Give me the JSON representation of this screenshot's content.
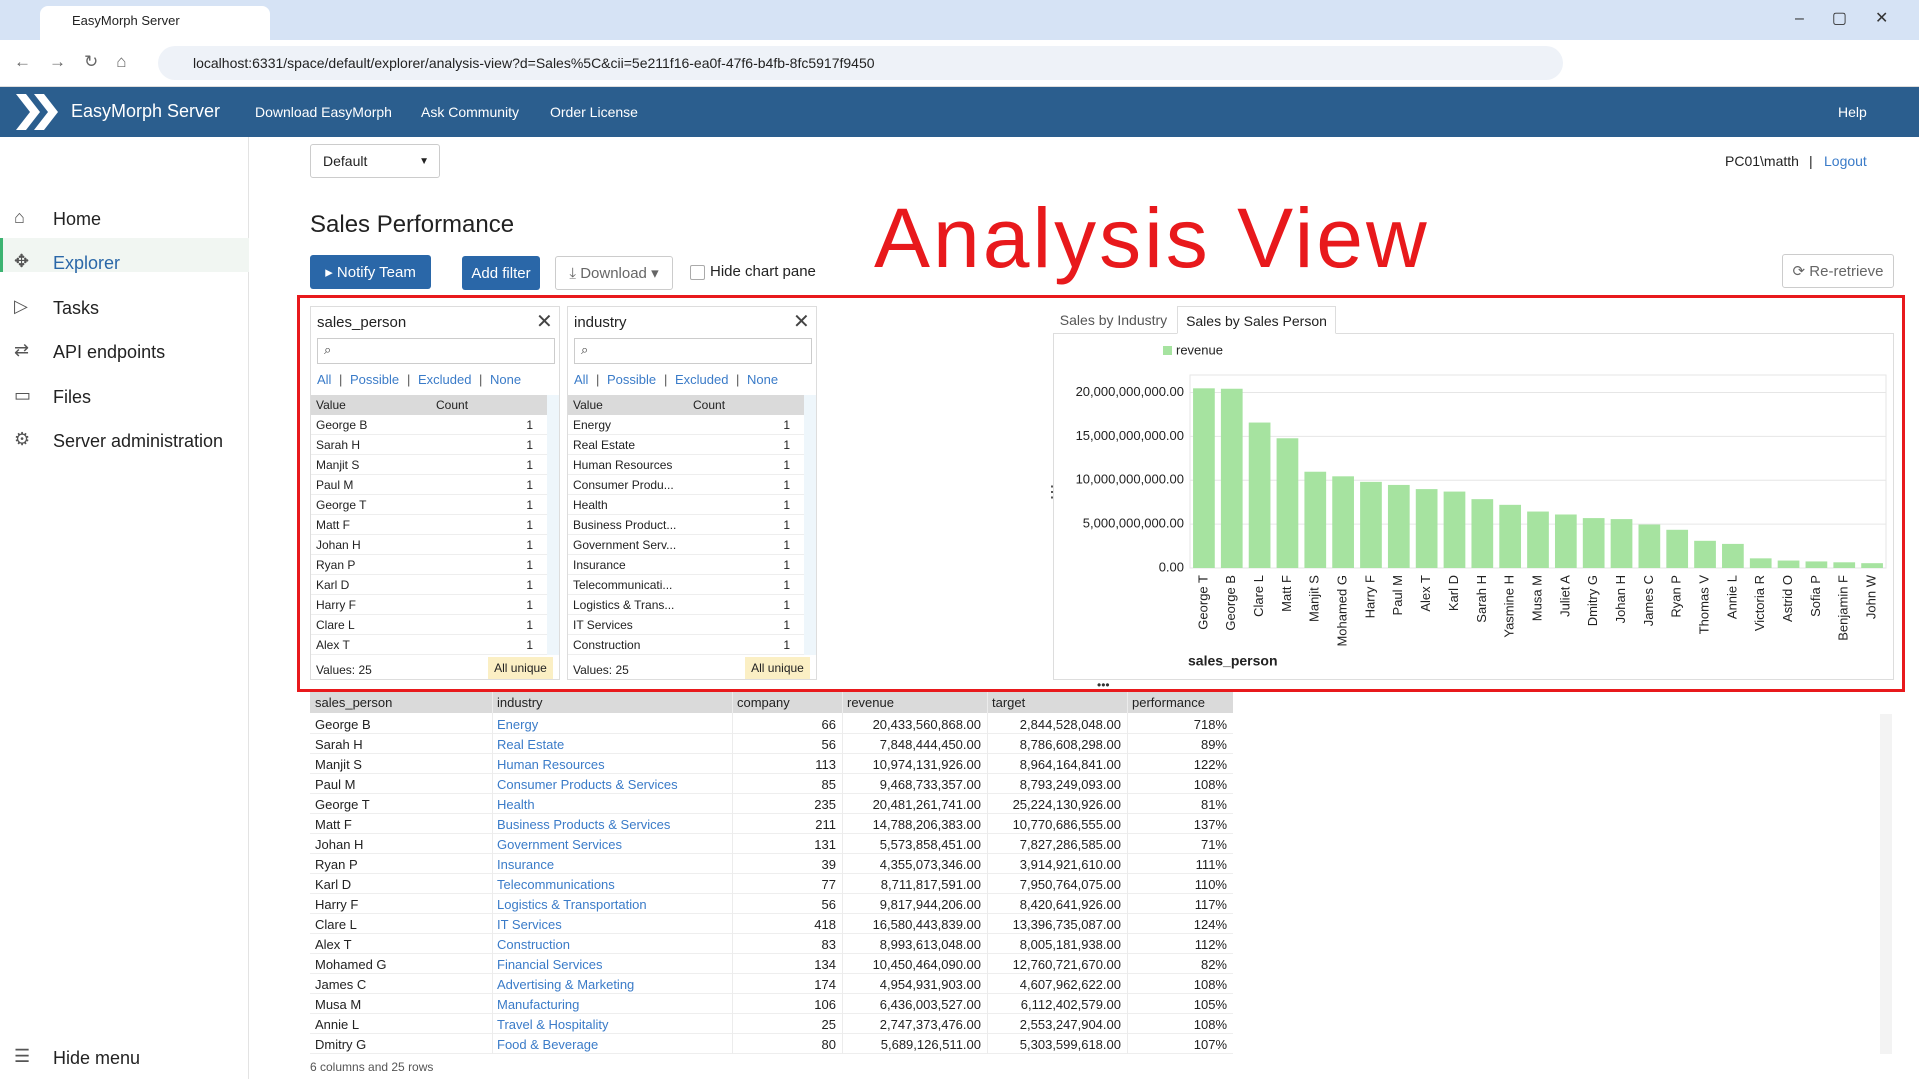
{
  "browser": {
    "tab_title": "EasyMorph Server",
    "url": "localhost:6331/space/default/explorer/analysis-view?d=Sales%5C&cii=5e211f16-ea0f-47f6-b4fb-8fc5917f9450"
  },
  "header": {
    "brand": "EasyMorph Server",
    "nav": [
      "Download EasyMorph",
      "Ask Community",
      "Order License"
    ],
    "help": "Help"
  },
  "sidebar": {
    "items": [
      "Home",
      "Explorer",
      "Tasks",
      "API endpoints",
      "Files",
      "Server administration"
    ],
    "hide_menu": "Hide menu"
  },
  "topbar": {
    "space": "Default",
    "user": "PC01\\matth",
    "separator": "|",
    "logout": "Logout"
  },
  "page": {
    "title": "Sales Performance",
    "annotation": "Analysis View",
    "notify": "Notify Team",
    "add_filter": "Add filter",
    "download": "Download",
    "hide_chart": "Hide chart pane",
    "reretrieve": "Re-retrieve"
  },
  "filters": [
    {
      "field": "sales_person",
      "links": [
        "All",
        "Possible",
        "Excluded",
        "None"
      ],
      "separator": "|",
      "columns": [
        "Value",
        "Count"
      ],
      "rows": [
        [
          "George B",
          1
        ],
        [
          "Sarah H",
          1
        ],
        [
          "Manjit S",
          1
        ],
        [
          "Paul M",
          1
        ],
        [
          "George T",
          1
        ],
        [
          "Matt F",
          1
        ],
        [
          "Johan H",
          1
        ],
        [
          "Ryan P",
          1
        ],
        [
          "Karl D",
          1
        ],
        [
          "Harry F",
          1
        ],
        [
          "Clare L",
          1
        ],
        [
          "Alex T",
          1
        ]
      ],
      "values_count": "Values: 25",
      "unique": "All unique"
    },
    {
      "field": "industry",
      "links": [
        "All",
        "Possible",
        "Excluded",
        "None"
      ],
      "separator": "|",
      "columns": [
        "Value",
        "Count"
      ],
      "rows": [
        [
          "Energy",
          1
        ],
        [
          "Real Estate",
          1
        ],
        [
          "Human Resources",
          1
        ],
        [
          "Consumer Produ...",
          1
        ],
        [
          "Health",
          1
        ],
        [
          "Business Product...",
          1
        ],
        [
          "Government Serv...",
          1
        ],
        [
          "Insurance",
          1
        ],
        [
          "Telecommunicati...",
          1
        ],
        [
          "Logistics & Trans...",
          1
        ],
        [
          "IT Services",
          1
        ],
        [
          "Construction",
          1
        ]
      ],
      "values_count": "Values: 25",
      "unique": "All unique"
    }
  ],
  "chart_tabs": [
    "Sales by Industry",
    "Sales by Sales Person"
  ],
  "chart_data": {
    "type": "bar",
    "x_label": "sales_person",
    "categories": [
      "George T",
      "George B",
      "Clare L",
      "Matt F",
      "Manjit S",
      "Mohamed G",
      "Harry F",
      "Paul M",
      "Alex T",
      "Karl D",
      "Sarah H",
      "Yasmine H",
      "Musa M",
      "Juliet A",
      "Dmitry G",
      "Johan H",
      "James C",
      "Ryan P",
      "Thomas V",
      "Annie L",
      "Victoria R",
      "Astrid O",
      "Sofia P",
      "Benjamin F",
      "John W"
    ],
    "series": [
      {
        "name": "revenue",
        "color": "#a6e3a0",
        "values": [
          20481261741,
          20433560868,
          16580443839,
          14788206383,
          10974131926,
          10450464090,
          9817944206,
          9468733357,
          8993613048,
          8711817591,
          7848444450,
          7200000000,
          6436003527,
          6100000000,
          5689126511,
          5573858451,
          4954931903,
          4355073346,
          3100000000,
          2747373476,
          1100000000,
          850000000,
          750000000,
          650000000,
          550000000
        ]
      }
    ],
    "ylim": [
      0,
      22000000000
    ],
    "yticks": [
      {
        "value": 0,
        "label": "0.00"
      },
      {
        "value": 5000000000,
        "label": "5,000,000,000.00"
      },
      {
        "value": 10000000000,
        "label": "10,000,000,000.00"
      },
      {
        "value": 15000000000,
        "label": "15,000,000,000.00"
      },
      {
        "value": 20000000000,
        "label": "20,000,000,000.00"
      }
    ],
    "grid": true,
    "legend": "top-left"
  },
  "table": {
    "columns": [
      "sales_person",
      "industry",
      "company",
      "revenue",
      "target",
      "performance"
    ],
    "rows": [
      [
        "George B",
        "Energy",
        66,
        "20,433,560,868.00",
        "2,844,528,048.00",
        "718%"
      ],
      [
        "Sarah H",
        "Real Estate",
        56,
        "7,848,444,450.00",
        "8,786,608,298.00",
        "89%"
      ],
      [
        "Manjit S",
        "Human Resources",
        113,
        "10,974,131,926.00",
        "8,964,164,841.00",
        "122%"
      ],
      [
        "Paul M",
        "Consumer Products & Services",
        85,
        "9,468,733,357.00",
        "8,793,249,093.00",
        "108%"
      ],
      [
        "George T",
        "Health",
        235,
        "20,481,261,741.00",
        "25,224,130,926.00",
        "81%"
      ],
      [
        "Matt F",
        "Business Products & Services",
        211,
        "14,788,206,383.00",
        "10,770,686,555.00",
        "137%"
      ],
      [
        "Johan H",
        "Government Services",
        131,
        "5,573,858,451.00",
        "7,827,286,585.00",
        "71%"
      ],
      [
        "Ryan P",
        "Insurance",
        39,
        "4,355,073,346.00",
        "3,914,921,610.00",
        "111%"
      ],
      [
        "Karl D",
        "Telecommunications",
        77,
        "8,711,817,591.00",
        "7,950,764,075.00",
        "110%"
      ],
      [
        "Harry F",
        "Logistics & Transportation",
        56,
        "9,817,944,206.00",
        "8,420,641,926.00",
        "117%"
      ],
      [
        "Clare L",
        "IT Services",
        418,
        "16,580,443,839.00",
        "13,396,735,087.00",
        "124%"
      ],
      [
        "Alex T",
        "Construction",
        83,
        "8,993,613,048.00",
        "8,005,181,938.00",
        "112%"
      ],
      [
        "Mohamed G",
        "Financial Services",
        134,
        "10,450,464,090.00",
        "12,760,721,670.00",
        "82%"
      ],
      [
        "James C",
        "Advertising & Marketing",
        174,
        "4,954,931,903.00",
        "4,607,962,622.00",
        "108%"
      ],
      [
        "Musa M",
        "Manufacturing",
        106,
        "6,436,003,527.00",
        "6,112,402,579.00",
        "105%"
      ],
      [
        "Annie L",
        "Travel & Hospitality",
        25,
        "2,747,373,476.00",
        "2,553,247,904.00",
        "108%"
      ],
      [
        "Dmitry G",
        "Food & Beverage",
        80,
        "5,689,126,511.00",
        "5,303,599,618.00",
        "107%"
      ]
    ],
    "footer": "6 columns and 25 rows"
  }
}
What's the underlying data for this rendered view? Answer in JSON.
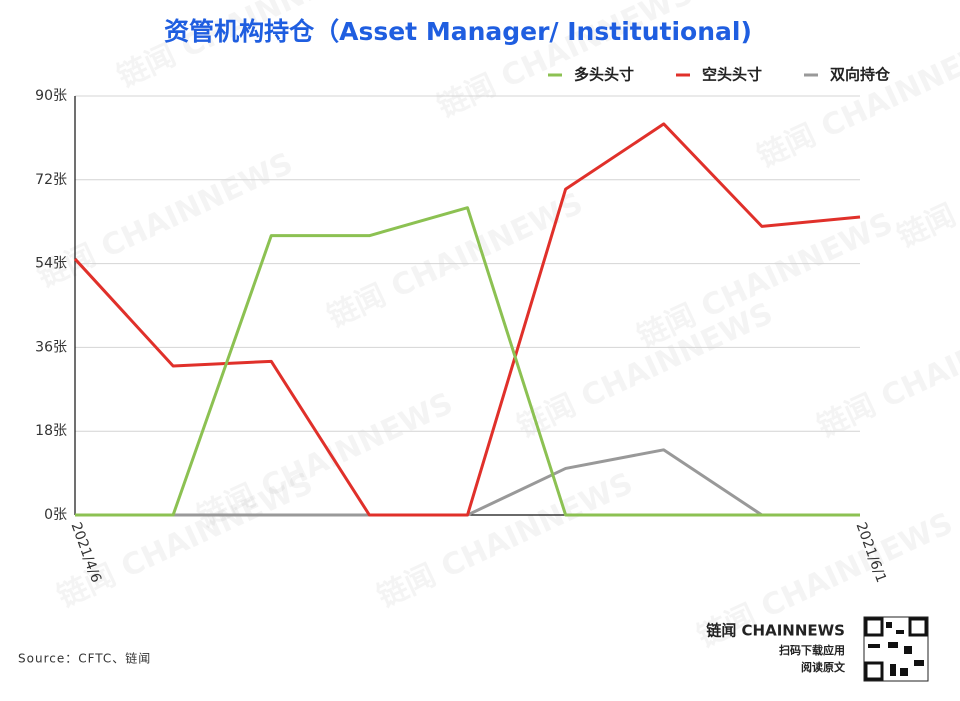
{
  "chart_data": {
    "type": "line",
    "title": "资管机构持仓（Asset Manager/ Institutional)",
    "categories": [
      "2021/4/6",
      null,
      null,
      null,
      null,
      null,
      null,
      null,
      "2021/6/1"
    ],
    "series": [
      {
        "name": "多头头寸",
        "color": "#8cc152",
        "values": [
          0,
          0,
          60,
          60,
          66,
          0,
          0,
          0,
          0
        ]
      },
      {
        "name": "空头头寸",
        "color": "#e0302a",
        "values": [
          55,
          32,
          33,
          0,
          0,
          70,
          84,
          62,
          64
        ]
      },
      {
        "name": "双向持仓",
        "color": "#999999",
        "values": [
          0,
          0,
          0,
          0,
          0,
          10,
          14,
          0,
          0
        ]
      }
    ],
    "ylim": [
      0,
      90
    ],
    "yticks": [
      {
        "value": 0,
        "label": "0张"
      },
      {
        "value": 18,
        "label": "18张"
      },
      {
        "value": 36,
        "label": "36张"
      },
      {
        "value": 54,
        "label": "54张"
      },
      {
        "value": 72,
        "label": "72张"
      },
      {
        "value": 90,
        "label": "90张"
      }
    ],
    "grid": true,
    "legend": "top-right",
    "source": "Source：CFTC、链闻",
    "logo_text": "链闻 CHAINNEWS",
    "logo_subtitle": [
      "扫码下载应用",
      "阅读原文"
    ],
    "watermark": "链闻 CHAINNEWS"
  }
}
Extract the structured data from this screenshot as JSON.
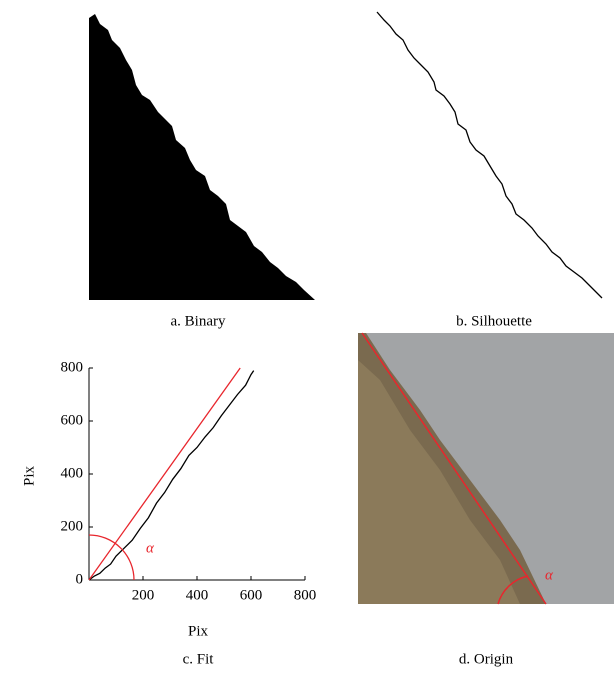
{
  "panels": [
    {
      "caption": "a. Binary"
    },
    {
      "caption": "b. Silhouette"
    },
    {
      "caption": "d. Origin",
      "annotation": "α"
    }
  ],
  "chart_data": {
    "type": "line",
    "caption": "c. Fit",
    "x_label": "Pix",
    "y_label": "Pix",
    "annotation": "α",
    "xlim": [
      0,
      800
    ],
    "ylim": [
      0,
      800
    ],
    "xticks": [
      200,
      400,
      600,
      800
    ],
    "yticks": [
      0,
      200,
      400,
      600,
      800
    ],
    "series": [
      {
        "color": "#000000",
        "x": [
          0,
          20,
          40,
          60,
          80,
          100,
          130,
          160,
          190,
          220,
          250,
          280,
          310,
          340,
          370,
          400,
          430,
          460,
          490,
          520,
          550,
          580,
          600,
          610
        ],
        "values": [
          0,
          15,
          25,
          45,
          60,
          90,
          120,
          150,
          195,
          235,
          290,
          330,
          380,
          420,
          470,
          500,
          540,
          575,
          620,
          660,
          700,
          735,
          775,
          790
        ]
      },
      {
        "color": "#e8262d",
        "x": [
          0,
          560
        ],
        "values": [
          0,
          800
        ]
      }
    ]
  }
}
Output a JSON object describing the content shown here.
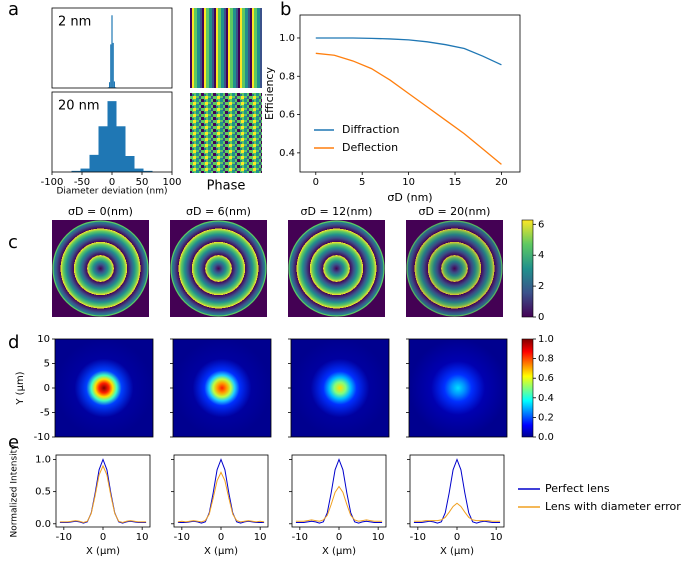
{
  "panel_labels": [
    "a",
    "b",
    "c",
    "d",
    "e"
  ],
  "phase_label": "Phase",
  "chart_data": [
    {
      "type": "histogram",
      "annotation": "2 nm",
      "color": "#1f77b4",
      "bins": [
        -7,
        -5,
        -3,
        -1,
        1,
        3,
        5,
        7
      ],
      "values": [
        1,
        8,
        60,
        100,
        62,
        9,
        1
      ],
      "xlim": [
        -100,
        100
      ],
      "ylim": [
        0,
        110
      ]
    },
    {
      "type": "histogram",
      "annotation": "20 nm",
      "color": "#1f77b4",
      "bins": [
        -67.5,
        -52.5,
        -37.5,
        -22.5,
        -7.5,
        7.5,
        22.5,
        37.5,
        52.5,
        67.5
      ],
      "values": [
        1,
        3,
        15,
        40,
        62,
        40,
        14,
        3,
        1
      ],
      "xlim": [
        -100,
        100
      ],
      "ylim": [
        0,
        70
      ],
      "xticks": [
        -100,
        -50,
        0,
        50,
        100
      ],
      "x_label": "Diameter deviation (nm)"
    },
    {
      "type": "line",
      "x_label": "σD (nm)",
      "y_label": "Efficiency",
      "x": [
        0,
        2,
        4,
        6,
        8,
        10,
        12,
        14,
        16,
        18,
        20
      ],
      "series": [
        {
          "name": "Diffraction",
          "color": "#1f77b4",
          "values": [
            1.0,
            1.0,
            1.0,
            0.998,
            0.995,
            0.99,
            0.98,
            0.965,
            0.945,
            0.905,
            0.86
          ]
        },
        {
          "name": "Deflection",
          "color": "#ff7f0e",
          "values": [
            0.92,
            0.91,
            0.88,
            0.84,
            0.78,
            0.71,
            0.64,
            0.57,
            0.5,
            0.42,
            0.34
          ]
        }
      ],
      "xlim": [
        -1.7,
        22
      ],
      "ylim": [
        0.3,
        1.12
      ],
      "xticks": [
        0,
        5,
        10,
        15,
        20
      ],
      "yticks": [
        0.4,
        0.6,
        0.8,
        {
          "value": 1,
          "label": "1.0"
        }
      ],
      "legend": "lower left"
    },
    {
      "type": "image",
      "titles": [
        "σD = 0(nm)",
        "σD = 6(nm)",
        "σD = 12(nm)",
        "σD = 20(nm)"
      ],
      "colorbar": {
        "colormap": "viridis",
        "ylim": [
          0,
          6.28
        ],
        "yticks": [
          0,
          2,
          4,
          6
        ]
      }
    },
    {
      "type": "image",
      "y_label": "Y (μm)",
      "ylim": [
        -10,
        10
      ],
      "yticks": [
        -10,
        -5,
        0,
        5,
        10
      ],
      "colorbar": {
        "colormap": "jet",
        "ylim": [
          0,
          1
        ],
        "yticks": [
          {
            "value": 0,
            "label": "0.0"
          },
          0.2,
          0.4,
          0.6,
          0.8,
          {
            "value": 1,
            "label": "1.0"
          }
        ]
      }
    },
    {
      "type": "line",
      "x_label": "X (μm)",
      "y_label": "Normalized Intensity",
      "x": [
        -11,
        -10,
        -9,
        -8,
        -7,
        -6,
        -5,
        -4,
        -3,
        -2,
        -1,
        0,
        1,
        2,
        3,
        4,
        5,
        6,
        7,
        8,
        9,
        10,
        11
      ],
      "xlim": [
        -12,
        12
      ],
      "ylim": [
        -0.05,
        1.07
      ],
      "xticks": [
        -10,
        0,
        10
      ],
      "yticks": [
        {
          "value": 0,
          "label": "0.0"
        },
        0.5,
        {
          "value": 1,
          "label": "1.0"
        }
      ],
      "series": [
        {
          "name": "Perfect lens",
          "color": "#0000cc",
          "values": [
            [
              0.02,
              0.02,
              0.02,
              0.03,
              0.04,
              0.03,
              0.01,
              0.03,
              0.17,
              0.48,
              0.84,
              1.0,
              0.84,
              0.48,
              0.17,
              0.03,
              0.01,
              0.03,
              0.04,
              0.03,
              0.02,
              0.02,
              0.02
            ],
            [
              0.02,
              0.02,
              0.02,
              0.03,
              0.04,
              0.03,
              0.01,
              0.03,
              0.17,
              0.48,
              0.84,
              1.0,
              0.84,
              0.48,
              0.17,
              0.03,
              0.01,
              0.03,
              0.04,
              0.03,
              0.02,
              0.02,
              0.02
            ],
            [
              0.02,
              0.02,
              0.02,
              0.03,
              0.04,
              0.03,
              0.01,
              0.03,
              0.17,
              0.48,
              0.84,
              1.0,
              0.84,
              0.48,
              0.17,
              0.03,
              0.01,
              0.03,
              0.04,
              0.03,
              0.02,
              0.02,
              0.02
            ],
            [
              0.02,
              0.02,
              0.02,
              0.03,
              0.04,
              0.03,
              0.01,
              0.03,
              0.17,
              0.48,
              0.84,
              1.0,
              0.84,
              0.48,
              0.17,
              0.03,
              0.01,
              0.03,
              0.04,
              0.03,
              0.02,
              0.02,
              0.02
            ]
          ]
        },
        {
          "name": "Lens with diameter error",
          "color": "#f0a020",
          "values": [
            [
              0.03,
              0.03,
              0.03,
              0.04,
              0.05,
              0.04,
              0.02,
              0.04,
              0.16,
              0.44,
              0.76,
              0.9,
              0.76,
              0.44,
              0.16,
              0.04,
              0.02,
              0.04,
              0.05,
              0.04,
              0.03,
              0.03,
              0.03
            ],
            [
              0.03,
              0.04,
              0.03,
              0.04,
              0.05,
              0.04,
              0.03,
              0.05,
              0.15,
              0.4,
              0.67,
              0.8,
              0.67,
              0.4,
              0.15,
              0.05,
              0.03,
              0.04,
              0.05,
              0.04,
              0.03,
              0.04,
              0.03
            ],
            [
              0.04,
              0.04,
              0.04,
              0.05,
              0.06,
              0.05,
              0.04,
              0.06,
              0.13,
              0.3,
              0.49,
              0.58,
              0.49,
              0.3,
              0.13,
              0.06,
              0.04,
              0.05,
              0.06,
              0.05,
              0.04,
              0.04,
              0.04
            ],
            [
              0.04,
              0.04,
              0.04,
              0.05,
              0.05,
              0.05,
              0.05,
              0.06,
              0.1,
              0.18,
              0.27,
              0.32,
              0.27,
              0.18,
              0.1,
              0.06,
              0.05,
              0.05,
              0.05,
              0.05,
              0.04,
              0.04,
              0.04
            ]
          ]
        }
      ]
    }
  ]
}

◆ Task goal: Reply with one number: the count of lines in the entries that include the word "Hide".

◆ Problem solution: 2